--- START RECORDS TO PROCESS ---

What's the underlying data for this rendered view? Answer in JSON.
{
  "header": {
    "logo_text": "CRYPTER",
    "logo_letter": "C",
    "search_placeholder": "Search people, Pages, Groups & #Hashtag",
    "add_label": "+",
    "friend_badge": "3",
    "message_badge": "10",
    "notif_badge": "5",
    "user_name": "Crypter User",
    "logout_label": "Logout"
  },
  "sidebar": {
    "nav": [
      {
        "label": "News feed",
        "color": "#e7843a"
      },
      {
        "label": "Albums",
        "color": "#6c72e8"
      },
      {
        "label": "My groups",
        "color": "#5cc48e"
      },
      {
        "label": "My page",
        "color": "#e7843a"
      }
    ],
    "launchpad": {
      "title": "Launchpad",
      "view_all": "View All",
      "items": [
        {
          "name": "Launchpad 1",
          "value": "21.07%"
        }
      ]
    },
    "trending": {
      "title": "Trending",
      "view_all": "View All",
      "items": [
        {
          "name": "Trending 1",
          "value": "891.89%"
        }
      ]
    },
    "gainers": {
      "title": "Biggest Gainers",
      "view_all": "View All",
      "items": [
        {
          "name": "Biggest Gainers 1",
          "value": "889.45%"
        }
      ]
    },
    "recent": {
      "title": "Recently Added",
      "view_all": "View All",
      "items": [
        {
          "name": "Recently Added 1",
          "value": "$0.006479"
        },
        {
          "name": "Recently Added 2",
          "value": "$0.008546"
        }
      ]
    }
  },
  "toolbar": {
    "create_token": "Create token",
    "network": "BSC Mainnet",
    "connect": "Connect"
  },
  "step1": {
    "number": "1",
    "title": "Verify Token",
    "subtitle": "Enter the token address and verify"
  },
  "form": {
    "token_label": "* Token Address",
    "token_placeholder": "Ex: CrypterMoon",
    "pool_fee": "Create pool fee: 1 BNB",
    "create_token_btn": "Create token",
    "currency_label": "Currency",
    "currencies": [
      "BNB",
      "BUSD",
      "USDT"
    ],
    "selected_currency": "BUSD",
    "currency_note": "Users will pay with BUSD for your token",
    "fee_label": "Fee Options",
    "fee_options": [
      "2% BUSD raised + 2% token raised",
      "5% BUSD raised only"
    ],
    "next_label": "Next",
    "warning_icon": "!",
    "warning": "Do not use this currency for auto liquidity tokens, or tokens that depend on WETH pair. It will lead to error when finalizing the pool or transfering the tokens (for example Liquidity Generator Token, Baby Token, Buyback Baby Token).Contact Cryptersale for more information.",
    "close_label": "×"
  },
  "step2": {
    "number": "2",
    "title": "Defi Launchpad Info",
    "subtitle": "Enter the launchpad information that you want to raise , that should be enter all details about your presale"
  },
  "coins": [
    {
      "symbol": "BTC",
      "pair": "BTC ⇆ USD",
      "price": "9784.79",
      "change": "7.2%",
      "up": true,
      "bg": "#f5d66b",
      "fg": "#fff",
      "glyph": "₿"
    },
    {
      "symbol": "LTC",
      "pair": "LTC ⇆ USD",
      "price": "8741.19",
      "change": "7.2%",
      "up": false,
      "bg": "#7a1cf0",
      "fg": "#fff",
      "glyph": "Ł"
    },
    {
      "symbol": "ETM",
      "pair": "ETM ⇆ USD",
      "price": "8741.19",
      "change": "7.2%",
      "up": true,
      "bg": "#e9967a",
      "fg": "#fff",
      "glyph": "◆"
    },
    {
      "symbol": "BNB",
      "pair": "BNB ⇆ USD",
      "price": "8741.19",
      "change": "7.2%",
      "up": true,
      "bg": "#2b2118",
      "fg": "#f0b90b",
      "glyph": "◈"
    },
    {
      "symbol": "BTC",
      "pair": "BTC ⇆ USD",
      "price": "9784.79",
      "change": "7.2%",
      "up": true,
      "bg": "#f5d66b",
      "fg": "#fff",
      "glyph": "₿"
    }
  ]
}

--- END RECORDS TO PROCESS ---

__INSTRUCTIONS TO FOLLOW__: Keep only the lines that hold the string "subtitle", and copy them out.

__CORRECT ANSWER__:
    "subtitle": "Enter the token address and verify"
    "subtitle": "Enter the launchpad information that you want to raise , that should be enter all details about your presale"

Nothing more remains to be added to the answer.